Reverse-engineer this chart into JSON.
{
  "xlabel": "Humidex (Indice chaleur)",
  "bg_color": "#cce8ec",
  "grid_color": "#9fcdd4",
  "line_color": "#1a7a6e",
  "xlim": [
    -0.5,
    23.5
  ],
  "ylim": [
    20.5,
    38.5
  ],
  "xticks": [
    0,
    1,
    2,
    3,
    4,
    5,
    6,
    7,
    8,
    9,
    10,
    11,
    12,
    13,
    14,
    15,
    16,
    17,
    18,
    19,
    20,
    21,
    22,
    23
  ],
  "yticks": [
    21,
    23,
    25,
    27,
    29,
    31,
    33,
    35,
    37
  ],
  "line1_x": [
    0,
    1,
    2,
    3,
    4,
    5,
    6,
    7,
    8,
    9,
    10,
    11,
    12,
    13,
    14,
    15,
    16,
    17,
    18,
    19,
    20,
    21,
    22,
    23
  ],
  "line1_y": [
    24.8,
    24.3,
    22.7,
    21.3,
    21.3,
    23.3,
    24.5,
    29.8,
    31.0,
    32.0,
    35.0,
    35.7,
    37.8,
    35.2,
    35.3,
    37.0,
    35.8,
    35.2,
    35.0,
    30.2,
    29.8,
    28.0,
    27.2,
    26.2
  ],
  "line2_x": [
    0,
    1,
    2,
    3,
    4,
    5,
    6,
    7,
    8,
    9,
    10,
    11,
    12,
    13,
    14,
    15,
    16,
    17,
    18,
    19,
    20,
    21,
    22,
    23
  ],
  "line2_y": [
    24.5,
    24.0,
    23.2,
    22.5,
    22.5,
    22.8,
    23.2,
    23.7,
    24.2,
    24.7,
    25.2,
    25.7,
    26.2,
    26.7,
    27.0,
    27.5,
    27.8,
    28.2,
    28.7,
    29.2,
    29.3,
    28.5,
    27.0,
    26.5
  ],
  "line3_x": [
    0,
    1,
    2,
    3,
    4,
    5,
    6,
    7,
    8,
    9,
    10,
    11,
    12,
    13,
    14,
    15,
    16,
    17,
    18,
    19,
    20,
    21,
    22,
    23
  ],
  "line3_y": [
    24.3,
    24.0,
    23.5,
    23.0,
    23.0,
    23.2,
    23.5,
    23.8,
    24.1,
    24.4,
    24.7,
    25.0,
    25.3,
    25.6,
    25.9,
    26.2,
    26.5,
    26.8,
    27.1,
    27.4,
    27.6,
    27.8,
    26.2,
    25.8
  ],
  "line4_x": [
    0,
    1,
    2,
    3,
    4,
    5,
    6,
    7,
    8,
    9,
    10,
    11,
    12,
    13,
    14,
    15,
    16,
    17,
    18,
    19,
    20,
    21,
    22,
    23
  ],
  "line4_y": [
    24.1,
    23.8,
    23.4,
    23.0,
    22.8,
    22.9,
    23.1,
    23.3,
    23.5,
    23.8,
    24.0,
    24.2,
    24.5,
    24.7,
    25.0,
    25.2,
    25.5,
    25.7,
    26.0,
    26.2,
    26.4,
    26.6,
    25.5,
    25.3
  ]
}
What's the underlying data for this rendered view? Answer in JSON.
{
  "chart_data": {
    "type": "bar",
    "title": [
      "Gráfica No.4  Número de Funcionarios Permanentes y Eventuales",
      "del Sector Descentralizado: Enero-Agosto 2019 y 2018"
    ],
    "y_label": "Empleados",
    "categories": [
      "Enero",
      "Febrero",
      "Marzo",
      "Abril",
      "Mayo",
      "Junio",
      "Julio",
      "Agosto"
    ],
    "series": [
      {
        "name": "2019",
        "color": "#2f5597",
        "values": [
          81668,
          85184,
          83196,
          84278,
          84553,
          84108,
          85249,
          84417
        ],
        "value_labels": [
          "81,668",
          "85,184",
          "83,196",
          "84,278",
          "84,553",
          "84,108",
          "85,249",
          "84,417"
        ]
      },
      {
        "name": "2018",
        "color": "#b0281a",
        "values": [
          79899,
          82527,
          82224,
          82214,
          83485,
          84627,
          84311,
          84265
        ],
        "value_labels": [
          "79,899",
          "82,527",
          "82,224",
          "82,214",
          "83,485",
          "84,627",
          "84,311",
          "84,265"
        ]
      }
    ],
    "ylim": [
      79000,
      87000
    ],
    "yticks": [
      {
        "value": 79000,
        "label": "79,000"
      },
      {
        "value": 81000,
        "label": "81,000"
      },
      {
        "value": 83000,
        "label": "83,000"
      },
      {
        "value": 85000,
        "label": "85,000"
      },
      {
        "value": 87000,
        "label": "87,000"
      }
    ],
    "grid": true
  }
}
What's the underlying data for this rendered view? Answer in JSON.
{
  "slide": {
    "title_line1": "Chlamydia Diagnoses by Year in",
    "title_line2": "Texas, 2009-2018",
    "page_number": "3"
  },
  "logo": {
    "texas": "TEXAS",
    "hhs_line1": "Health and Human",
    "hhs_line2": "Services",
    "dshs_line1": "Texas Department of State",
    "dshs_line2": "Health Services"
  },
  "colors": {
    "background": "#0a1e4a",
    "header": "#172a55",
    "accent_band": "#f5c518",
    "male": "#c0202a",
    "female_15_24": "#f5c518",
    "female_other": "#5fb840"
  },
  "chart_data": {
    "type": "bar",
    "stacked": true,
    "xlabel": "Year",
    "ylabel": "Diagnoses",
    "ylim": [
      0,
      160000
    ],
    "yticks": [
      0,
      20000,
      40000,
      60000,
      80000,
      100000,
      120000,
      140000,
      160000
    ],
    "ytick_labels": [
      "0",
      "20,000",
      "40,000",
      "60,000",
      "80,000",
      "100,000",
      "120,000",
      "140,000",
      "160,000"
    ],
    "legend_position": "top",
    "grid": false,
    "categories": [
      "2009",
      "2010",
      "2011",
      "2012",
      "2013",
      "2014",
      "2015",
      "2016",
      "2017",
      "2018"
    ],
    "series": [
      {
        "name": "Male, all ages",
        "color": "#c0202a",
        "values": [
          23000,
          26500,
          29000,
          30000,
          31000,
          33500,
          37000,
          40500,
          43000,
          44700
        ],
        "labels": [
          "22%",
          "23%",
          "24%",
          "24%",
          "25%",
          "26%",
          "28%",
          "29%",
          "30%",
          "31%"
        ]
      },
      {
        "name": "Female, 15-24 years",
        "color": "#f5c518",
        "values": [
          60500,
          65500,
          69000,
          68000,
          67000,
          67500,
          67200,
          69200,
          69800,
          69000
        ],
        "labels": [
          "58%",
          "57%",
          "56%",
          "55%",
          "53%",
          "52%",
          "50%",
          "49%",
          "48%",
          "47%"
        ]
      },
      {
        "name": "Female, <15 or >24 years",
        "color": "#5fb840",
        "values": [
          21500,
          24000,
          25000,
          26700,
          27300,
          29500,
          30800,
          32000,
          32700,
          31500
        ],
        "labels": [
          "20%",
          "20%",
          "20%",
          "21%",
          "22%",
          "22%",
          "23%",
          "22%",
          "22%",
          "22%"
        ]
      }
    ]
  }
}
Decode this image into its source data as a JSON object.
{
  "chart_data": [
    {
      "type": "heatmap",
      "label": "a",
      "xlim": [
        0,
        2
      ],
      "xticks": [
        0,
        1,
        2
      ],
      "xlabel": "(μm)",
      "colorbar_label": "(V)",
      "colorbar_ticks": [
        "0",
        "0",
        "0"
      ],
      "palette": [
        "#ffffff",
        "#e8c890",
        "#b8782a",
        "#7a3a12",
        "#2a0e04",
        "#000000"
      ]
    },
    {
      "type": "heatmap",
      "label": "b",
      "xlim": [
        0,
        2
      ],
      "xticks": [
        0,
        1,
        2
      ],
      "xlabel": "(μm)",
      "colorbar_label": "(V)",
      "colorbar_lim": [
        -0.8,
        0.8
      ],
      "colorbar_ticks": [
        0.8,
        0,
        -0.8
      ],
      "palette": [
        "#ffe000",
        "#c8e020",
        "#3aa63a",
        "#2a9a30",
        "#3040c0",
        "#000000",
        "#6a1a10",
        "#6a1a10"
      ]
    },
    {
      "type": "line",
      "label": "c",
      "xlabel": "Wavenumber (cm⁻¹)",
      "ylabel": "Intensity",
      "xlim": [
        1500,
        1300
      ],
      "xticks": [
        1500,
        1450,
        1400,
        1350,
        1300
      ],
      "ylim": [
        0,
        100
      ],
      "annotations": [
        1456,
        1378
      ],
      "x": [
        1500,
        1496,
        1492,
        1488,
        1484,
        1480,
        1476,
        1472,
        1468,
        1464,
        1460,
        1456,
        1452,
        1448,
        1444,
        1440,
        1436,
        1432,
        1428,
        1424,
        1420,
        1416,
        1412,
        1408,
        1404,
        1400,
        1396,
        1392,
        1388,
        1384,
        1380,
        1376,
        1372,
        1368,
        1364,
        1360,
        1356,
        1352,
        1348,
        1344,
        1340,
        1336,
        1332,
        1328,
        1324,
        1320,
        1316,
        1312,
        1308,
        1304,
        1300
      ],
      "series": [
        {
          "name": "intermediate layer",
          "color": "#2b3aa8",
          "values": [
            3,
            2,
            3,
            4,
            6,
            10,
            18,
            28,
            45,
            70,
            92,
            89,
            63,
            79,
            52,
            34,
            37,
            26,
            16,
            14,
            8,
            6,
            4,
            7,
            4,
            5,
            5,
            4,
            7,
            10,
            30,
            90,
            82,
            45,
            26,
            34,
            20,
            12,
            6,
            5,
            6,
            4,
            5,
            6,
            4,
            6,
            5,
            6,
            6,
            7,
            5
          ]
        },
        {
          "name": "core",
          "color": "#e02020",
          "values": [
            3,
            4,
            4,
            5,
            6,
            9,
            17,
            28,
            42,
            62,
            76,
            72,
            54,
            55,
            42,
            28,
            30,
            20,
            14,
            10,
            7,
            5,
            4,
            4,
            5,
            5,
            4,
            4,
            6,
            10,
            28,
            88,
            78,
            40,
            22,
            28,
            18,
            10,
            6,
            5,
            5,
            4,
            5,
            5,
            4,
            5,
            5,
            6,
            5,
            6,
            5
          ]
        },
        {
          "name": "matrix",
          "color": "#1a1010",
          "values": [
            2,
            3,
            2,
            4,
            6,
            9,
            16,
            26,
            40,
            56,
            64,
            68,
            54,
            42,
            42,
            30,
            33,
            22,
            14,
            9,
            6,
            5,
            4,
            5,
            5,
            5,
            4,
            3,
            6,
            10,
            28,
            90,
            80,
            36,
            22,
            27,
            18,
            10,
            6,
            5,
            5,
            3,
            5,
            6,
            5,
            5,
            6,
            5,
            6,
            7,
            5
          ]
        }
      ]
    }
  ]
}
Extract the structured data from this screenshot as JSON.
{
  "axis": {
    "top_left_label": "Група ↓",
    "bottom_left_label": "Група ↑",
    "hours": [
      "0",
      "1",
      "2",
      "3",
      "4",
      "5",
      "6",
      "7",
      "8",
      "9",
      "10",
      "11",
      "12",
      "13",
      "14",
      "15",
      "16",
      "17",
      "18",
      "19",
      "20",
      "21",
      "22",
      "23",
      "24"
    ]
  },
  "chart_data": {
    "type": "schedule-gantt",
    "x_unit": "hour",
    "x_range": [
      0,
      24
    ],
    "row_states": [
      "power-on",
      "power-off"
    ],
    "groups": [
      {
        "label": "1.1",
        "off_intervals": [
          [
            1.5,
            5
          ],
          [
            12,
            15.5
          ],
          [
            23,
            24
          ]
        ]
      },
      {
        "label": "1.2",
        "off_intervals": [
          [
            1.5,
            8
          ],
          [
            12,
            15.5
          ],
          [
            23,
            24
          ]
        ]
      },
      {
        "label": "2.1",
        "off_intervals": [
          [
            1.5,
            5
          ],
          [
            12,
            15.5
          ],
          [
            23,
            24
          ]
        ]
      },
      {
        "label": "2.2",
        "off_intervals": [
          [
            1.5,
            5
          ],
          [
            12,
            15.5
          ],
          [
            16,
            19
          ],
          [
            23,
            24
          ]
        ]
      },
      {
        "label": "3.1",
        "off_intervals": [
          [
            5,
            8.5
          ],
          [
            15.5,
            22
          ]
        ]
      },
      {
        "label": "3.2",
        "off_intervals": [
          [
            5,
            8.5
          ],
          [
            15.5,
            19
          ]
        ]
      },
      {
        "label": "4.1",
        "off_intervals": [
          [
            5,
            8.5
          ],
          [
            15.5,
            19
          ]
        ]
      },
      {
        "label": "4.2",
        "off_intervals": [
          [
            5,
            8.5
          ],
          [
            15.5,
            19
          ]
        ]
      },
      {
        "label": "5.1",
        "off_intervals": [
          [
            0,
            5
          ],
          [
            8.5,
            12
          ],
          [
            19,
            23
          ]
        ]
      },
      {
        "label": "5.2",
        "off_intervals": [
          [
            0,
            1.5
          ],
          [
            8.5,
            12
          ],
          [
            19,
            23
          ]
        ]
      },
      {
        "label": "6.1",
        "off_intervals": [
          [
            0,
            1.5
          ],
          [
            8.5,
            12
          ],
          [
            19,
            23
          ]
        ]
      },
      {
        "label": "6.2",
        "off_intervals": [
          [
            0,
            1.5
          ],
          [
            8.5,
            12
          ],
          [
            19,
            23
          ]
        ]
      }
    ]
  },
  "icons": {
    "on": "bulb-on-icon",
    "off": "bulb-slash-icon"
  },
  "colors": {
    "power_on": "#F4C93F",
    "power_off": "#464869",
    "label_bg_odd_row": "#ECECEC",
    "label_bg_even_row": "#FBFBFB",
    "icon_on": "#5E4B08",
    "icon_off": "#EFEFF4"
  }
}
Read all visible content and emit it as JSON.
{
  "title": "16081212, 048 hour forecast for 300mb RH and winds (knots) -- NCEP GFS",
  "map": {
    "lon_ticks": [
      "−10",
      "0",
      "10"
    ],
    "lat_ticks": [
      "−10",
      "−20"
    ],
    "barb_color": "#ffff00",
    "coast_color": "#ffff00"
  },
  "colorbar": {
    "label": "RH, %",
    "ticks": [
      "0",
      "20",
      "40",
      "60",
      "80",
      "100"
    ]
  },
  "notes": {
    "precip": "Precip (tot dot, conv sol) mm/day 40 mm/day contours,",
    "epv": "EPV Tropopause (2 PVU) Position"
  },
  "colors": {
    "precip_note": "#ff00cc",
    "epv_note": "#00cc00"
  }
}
━━━━━━━━━━
**WHAT YOU WILL DO**
Write down every line of the data above that includes the string "Services".

**EXERCISE ANSWER**
    "hhs_line2": "Services",
    "dshs_line2": "Health Services"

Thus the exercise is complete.